EXTRACT:
Segment Open

Brookfield appears on track to invest up to US$10bn in Japanese real estate by the end of this decade. The asset manager recently bought an office tower, Dentsu headquarters, in Shidome central Tokyo for JPY300bn from a Japanese consortium

The acquisition came just over a year after Brookfield invested US$1.6bn in Japanese real estate, acquiring a stake in the Gajoen mixed-use complex in Central Tokyo and a logistics development project in Greater Nagoya. It has flagged its commitment to deploy further capital into Japan, which it sees as one of the largest and most liquid real estate markets in the world, offering both scale and stability.  

Japan has seen a flurry of large transactions over recent months, cementing its position as the leading real estate investment destination for foreign capital in Asia-Pacific in 2025.

Tokyo, Japan Credit Pexels

Source: Pexels

Tokyo, Japan

In December, KKR and Hong Kong-based PAG acquired Japanese company Sapporo Real Estate at an enterprise value of JPY447bn. Early in 2025, the firm paid US$4.4bn to take listed IT company Fuji Soft private, and the deal involved selling a portfolio of 14 office assets through a sale and leaseback. 

In its latest deal, PAG and KKR will acquire a 51% stake in Sapporo Real Estate, a transaction designed to facilitate a “smooth handover” across key locations including Ebisu in Tokyo and Sapporo in Hokkaido. Sapporo Real Estate owns, operates and develops a diversified portfolio spanning commercial, office, hotel and residential assets, primarily in those two cities.

Segment Closed

[Stored lines]
Segment Open

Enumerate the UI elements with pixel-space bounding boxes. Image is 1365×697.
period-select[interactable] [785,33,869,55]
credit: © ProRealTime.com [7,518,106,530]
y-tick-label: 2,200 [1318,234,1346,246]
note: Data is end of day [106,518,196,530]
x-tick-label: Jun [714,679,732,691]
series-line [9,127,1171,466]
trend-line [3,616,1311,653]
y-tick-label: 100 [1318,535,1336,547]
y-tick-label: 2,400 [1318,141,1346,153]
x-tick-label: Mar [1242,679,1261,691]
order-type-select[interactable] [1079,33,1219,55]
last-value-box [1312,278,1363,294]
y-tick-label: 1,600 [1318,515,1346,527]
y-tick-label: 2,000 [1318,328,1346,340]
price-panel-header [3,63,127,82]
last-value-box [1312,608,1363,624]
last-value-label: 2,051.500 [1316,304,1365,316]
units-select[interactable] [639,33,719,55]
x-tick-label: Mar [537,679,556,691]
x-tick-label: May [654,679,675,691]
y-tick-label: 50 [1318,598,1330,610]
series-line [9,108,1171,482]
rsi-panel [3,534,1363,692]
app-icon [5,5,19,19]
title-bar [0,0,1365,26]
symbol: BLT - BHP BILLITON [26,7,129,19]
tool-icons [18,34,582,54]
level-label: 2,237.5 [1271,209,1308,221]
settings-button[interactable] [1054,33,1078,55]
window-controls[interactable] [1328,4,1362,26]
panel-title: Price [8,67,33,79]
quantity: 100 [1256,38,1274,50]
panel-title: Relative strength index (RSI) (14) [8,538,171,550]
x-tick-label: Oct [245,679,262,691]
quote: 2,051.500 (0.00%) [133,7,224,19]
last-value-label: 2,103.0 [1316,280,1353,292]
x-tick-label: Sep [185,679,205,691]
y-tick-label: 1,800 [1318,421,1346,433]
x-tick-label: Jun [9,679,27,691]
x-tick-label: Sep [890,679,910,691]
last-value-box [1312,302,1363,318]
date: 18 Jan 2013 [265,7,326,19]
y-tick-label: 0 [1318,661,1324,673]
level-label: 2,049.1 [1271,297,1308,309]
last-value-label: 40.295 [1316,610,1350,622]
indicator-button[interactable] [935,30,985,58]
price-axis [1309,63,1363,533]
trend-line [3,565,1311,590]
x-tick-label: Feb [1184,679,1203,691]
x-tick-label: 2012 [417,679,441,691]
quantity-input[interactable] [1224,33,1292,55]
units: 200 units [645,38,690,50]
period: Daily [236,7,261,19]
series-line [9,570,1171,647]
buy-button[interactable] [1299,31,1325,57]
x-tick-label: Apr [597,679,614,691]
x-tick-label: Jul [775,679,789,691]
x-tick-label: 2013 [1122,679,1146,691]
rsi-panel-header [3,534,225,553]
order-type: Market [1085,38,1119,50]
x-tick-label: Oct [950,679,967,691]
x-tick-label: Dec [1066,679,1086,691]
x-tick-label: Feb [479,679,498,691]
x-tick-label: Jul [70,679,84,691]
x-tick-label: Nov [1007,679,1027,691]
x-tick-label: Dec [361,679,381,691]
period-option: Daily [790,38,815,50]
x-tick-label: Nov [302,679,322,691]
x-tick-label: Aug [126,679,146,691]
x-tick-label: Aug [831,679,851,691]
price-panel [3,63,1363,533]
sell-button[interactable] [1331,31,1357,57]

Segment Closed

QUESTIONS:
a. Reproduce the passage of the article on Japanese real estate investment that opens with the words containing "Brookfield appears on" and closes with "Asia-Pacific in 2025.".
b. Answer these questions from the article on Japanese real estate investment:
(i) How much did Brookfield pay for the Dentsu headquarters office tower?
(ii) Where is the logistics development project in which Brookfield invested?
(iii) What size of stake in Sapporo Real Estate will PAG and KKR acquire?
c. Carry the article on Japanese real estate investment forward, starting after its final sentence.

TASK-BY-TASK OUTPUTS:
a.
Brookfield appears on track to invest up to US$10bn in Japanese real estate by the end of this decade. The asset manager recently bought an office tower, Dentsu headquarters, in Shidome central Tokyo for JPY300bn from a Japanese consortium

The acquisition came just over a year after Brookfield invested US$1.6bn in Japanese real estate, acquiring a stake in the Gajoen mixed-use complex in Central Tokyo and a logistics development project in Greater Nagoya. It has flagged its commitment to deploy further capital into Japan, which it sees as one of the largest and most liquid real estate markets in the world, offering both scale and stability.  

Japan has seen a flurry of large transactions over recent months, cementing its position as the leading real estate investment destination for foreign capital in Asia-Pacific in 2025.

b.
(i) JPY300bn.
(ii) Greater Nagoya.
(iii) A 51% stake.

c.
Both foreign and domestic investors have been drawn by the renewed vigour of the Japanese economy. Sentiment has been further buoyed since Sanae Takaichi became prime minister and rolled out a pro-growth economic agenda. At the same time, the yen is at its weakest level in two decades and, while official interest rates are edging higher, they remain below 1%. 

Ben Chow, head of real estate research for Asia at MSCI, told IPE Real Assets: “We recorded US$14bn of overseas acquisition volumes into Japan’s commercial real estate sector in 2025, including pipeline deals. This figure includes US$2.7bn classified as pending, some of which may close this year.” Chow notes that the data is accurate as of mid-December. 

CBRE reports that Japan’s commercial real estate investment volume rose 68% year on year to JPY2.092trn in the third quarter of 2025, marking the highest quarterly total since the firm began tracking the market in 2005.